-- The problem --
Each record that follows is to be reproduced character for character, pictures excepted.

^^^^^^^^^^^^^^^^

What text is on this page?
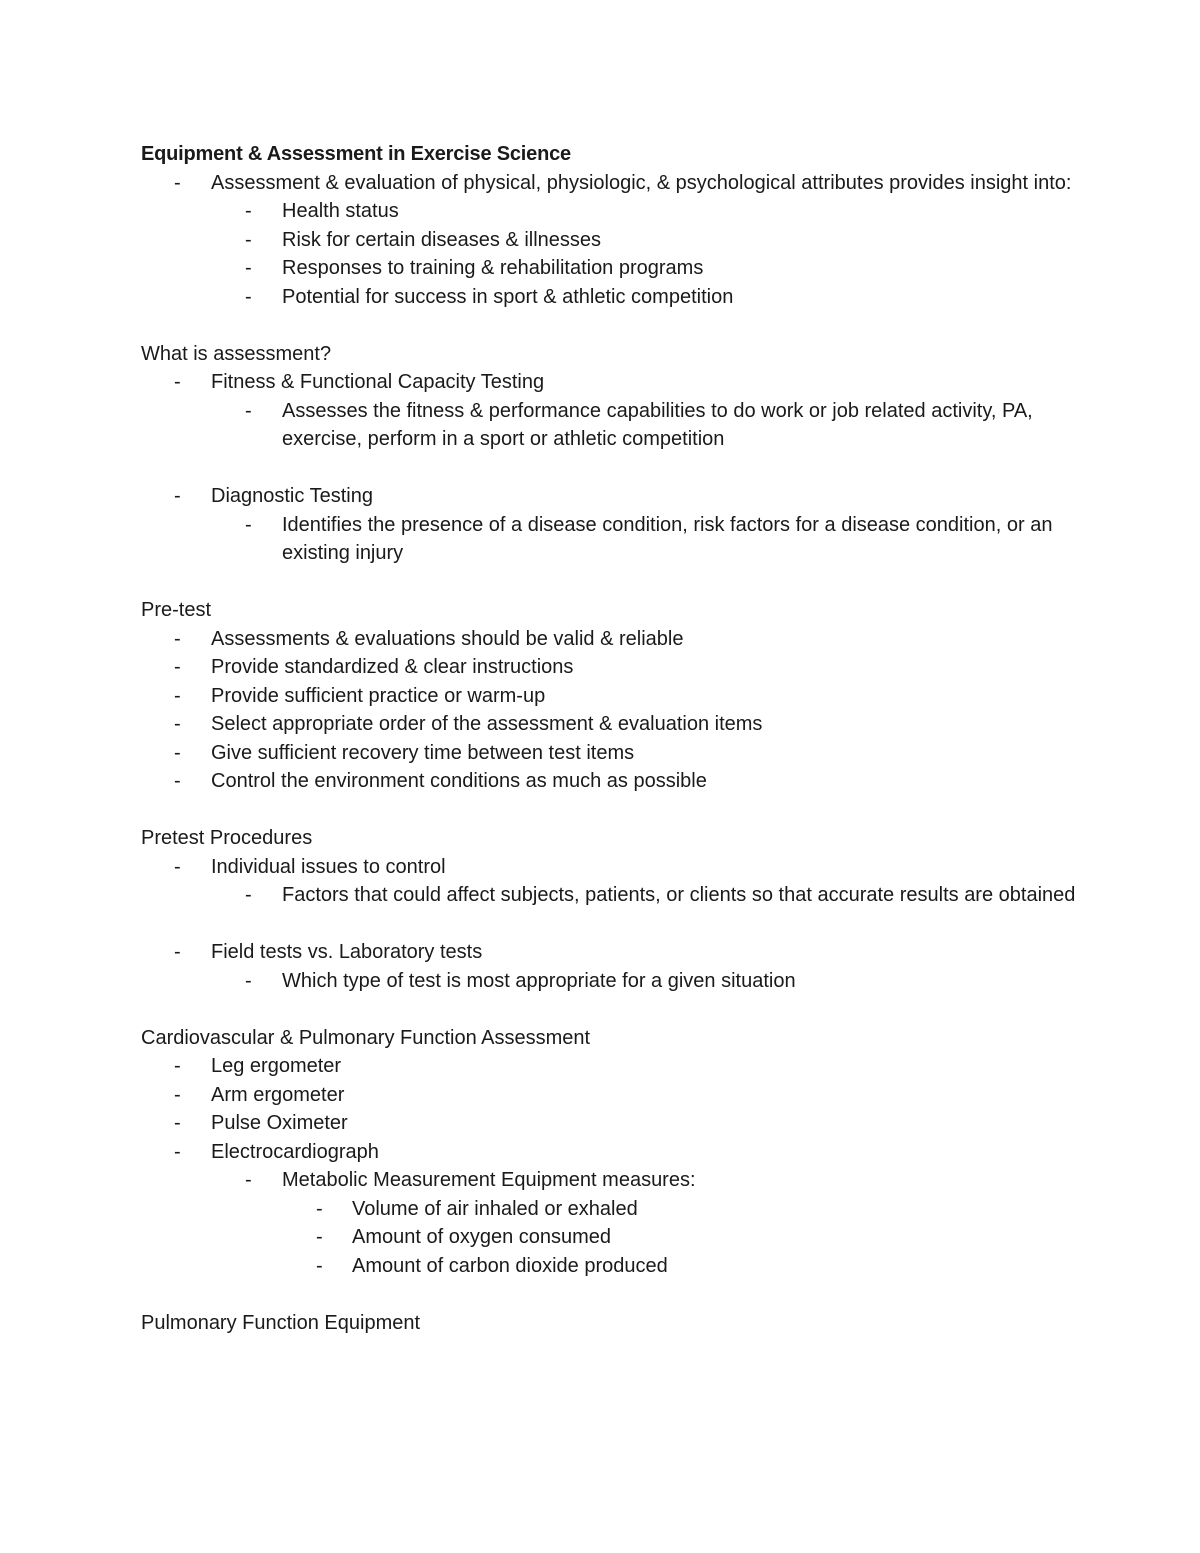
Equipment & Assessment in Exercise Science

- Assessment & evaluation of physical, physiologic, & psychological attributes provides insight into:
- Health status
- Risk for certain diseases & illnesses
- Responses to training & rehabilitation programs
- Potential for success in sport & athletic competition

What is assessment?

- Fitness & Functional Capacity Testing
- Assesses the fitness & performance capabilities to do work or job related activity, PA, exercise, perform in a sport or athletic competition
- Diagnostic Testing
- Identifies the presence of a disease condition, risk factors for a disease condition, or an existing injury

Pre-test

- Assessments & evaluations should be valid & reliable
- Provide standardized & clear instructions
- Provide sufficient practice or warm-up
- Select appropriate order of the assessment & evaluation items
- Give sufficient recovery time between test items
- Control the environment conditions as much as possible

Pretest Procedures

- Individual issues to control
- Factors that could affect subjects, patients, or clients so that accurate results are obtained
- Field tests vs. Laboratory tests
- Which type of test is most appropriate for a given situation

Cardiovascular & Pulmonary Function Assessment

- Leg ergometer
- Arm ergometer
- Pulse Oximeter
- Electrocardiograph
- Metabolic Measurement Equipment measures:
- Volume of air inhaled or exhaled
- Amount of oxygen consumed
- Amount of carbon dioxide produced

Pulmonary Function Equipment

^^^^^^^^^^^^^^^^

-- Reply --
What text is on this page?
Equipment & Assessment in Exercise Science

- Assessment & evaluation of physical, physiologic, & psychological attributes provides insight into:
- Health status
- Risk for certain diseases & illnesses
- Responses to training & rehabilitation programs
- Potential for success in sport & athletic competition

What is assessment?

- Fitness & Functional Capacity Testing
- Assesses the fitness & performance capabilities to do work or job related activity, PA, exercise, perform in a sport or athletic competition
- Diagnostic Testing
- Identifies the presence of a disease condition, risk factors for a disease condition, or an existing injury

Pre-test

- Assessments & evaluations should be valid & reliable
- Provide standardized & clear instructions
- Provide sufficient practice or warm-up
- Select appropriate order of the assessment & evaluation items
- Give sufficient recovery time between test items
- Control the environment conditions as much as possible

Pretest Procedures

- Individual issues to control
- Factors that could affect subjects, patients, or clients so that accurate results are obtained
- Field tests vs. Laboratory tests
- Which type of test is most appropriate for a given situation

Cardiovascular & Pulmonary Function Assessment

- Leg ergometer
- Arm ergometer
- Pulse Oximeter
- Electrocardiograph
- Metabolic Measurement Equipment measures:
- Volume of air inhaled or exhaled
- Amount of oxygen consumed
- Amount of carbon dioxide produced

Pulmonary Function Equipment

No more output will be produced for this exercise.